**Aim of the exercise:**
Isolate every line in the records below with "Component" in it.

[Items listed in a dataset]
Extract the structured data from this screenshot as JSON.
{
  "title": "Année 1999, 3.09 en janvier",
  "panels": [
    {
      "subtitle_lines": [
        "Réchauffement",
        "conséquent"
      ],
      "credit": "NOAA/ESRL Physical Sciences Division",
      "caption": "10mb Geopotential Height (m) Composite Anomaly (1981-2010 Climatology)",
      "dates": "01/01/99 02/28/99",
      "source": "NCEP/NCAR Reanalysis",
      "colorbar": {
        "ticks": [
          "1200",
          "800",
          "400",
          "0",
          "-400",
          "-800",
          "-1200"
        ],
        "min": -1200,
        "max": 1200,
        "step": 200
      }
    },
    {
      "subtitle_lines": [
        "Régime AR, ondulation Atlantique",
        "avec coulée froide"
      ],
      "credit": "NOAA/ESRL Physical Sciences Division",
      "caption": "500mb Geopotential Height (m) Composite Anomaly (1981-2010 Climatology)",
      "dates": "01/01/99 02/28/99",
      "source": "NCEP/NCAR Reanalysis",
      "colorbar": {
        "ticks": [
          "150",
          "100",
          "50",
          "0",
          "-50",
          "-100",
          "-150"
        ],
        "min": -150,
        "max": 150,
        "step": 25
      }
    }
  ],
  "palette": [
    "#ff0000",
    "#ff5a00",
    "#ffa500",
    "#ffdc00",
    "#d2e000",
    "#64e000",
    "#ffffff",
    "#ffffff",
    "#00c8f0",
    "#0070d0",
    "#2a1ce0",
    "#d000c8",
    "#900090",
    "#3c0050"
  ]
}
...
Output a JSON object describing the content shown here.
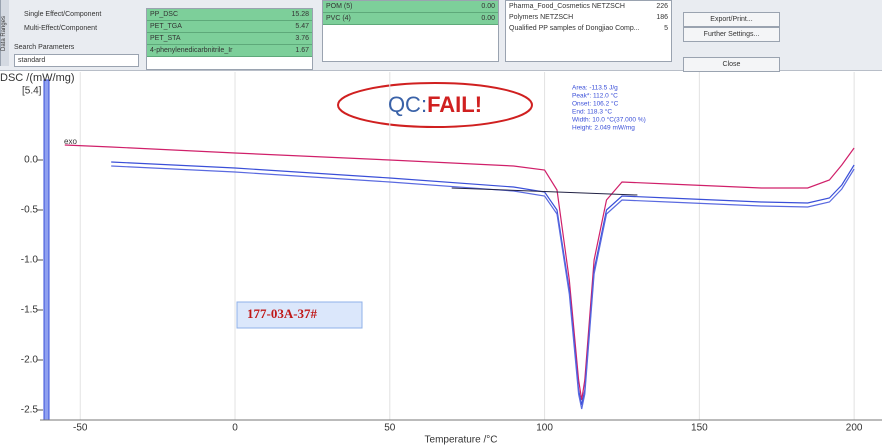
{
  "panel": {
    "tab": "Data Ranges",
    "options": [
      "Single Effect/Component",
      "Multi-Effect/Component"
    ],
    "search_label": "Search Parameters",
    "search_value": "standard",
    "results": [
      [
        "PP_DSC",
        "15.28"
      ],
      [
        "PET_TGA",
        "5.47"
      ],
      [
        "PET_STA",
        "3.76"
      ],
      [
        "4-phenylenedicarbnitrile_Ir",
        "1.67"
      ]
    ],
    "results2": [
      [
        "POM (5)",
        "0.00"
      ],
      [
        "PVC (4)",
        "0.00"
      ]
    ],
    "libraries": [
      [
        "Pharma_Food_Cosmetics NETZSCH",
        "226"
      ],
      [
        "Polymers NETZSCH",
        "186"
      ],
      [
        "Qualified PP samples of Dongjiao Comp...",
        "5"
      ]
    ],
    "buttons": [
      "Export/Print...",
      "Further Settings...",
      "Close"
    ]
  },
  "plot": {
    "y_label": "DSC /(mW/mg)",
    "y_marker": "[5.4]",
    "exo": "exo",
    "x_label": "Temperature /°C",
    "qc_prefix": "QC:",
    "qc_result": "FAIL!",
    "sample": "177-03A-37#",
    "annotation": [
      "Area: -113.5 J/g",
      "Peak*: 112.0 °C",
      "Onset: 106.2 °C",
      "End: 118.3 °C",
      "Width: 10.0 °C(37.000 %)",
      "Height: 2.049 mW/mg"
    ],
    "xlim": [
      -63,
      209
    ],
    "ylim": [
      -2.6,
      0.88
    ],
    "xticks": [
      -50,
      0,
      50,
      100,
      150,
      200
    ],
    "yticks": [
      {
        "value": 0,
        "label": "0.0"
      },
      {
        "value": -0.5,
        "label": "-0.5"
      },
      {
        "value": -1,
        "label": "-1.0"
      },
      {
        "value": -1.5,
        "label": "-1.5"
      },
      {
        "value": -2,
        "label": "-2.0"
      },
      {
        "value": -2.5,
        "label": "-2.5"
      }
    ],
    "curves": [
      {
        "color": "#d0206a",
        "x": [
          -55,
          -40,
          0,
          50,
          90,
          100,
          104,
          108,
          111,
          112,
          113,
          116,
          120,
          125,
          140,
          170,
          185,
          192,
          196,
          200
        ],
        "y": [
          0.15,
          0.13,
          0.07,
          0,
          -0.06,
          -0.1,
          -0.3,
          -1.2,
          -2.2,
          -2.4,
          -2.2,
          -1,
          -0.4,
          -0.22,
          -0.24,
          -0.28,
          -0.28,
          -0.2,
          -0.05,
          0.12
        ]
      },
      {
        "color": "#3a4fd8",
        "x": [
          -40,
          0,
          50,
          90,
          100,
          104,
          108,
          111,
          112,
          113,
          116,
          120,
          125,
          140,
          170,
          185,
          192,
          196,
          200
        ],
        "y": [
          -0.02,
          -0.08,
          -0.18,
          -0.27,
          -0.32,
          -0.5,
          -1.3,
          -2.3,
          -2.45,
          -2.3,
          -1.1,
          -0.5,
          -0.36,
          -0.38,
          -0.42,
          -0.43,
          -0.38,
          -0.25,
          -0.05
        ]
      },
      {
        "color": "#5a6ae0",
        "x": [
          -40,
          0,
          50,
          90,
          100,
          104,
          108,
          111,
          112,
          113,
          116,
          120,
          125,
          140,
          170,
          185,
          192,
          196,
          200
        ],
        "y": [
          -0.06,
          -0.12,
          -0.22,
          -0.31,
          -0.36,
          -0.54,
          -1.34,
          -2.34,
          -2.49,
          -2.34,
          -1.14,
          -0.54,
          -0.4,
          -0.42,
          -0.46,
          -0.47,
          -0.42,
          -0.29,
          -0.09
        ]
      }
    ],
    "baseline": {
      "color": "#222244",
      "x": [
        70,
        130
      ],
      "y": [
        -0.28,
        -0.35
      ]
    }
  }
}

**Response:**
      "Single Effect/Component",
      "Multi-Effect/Component"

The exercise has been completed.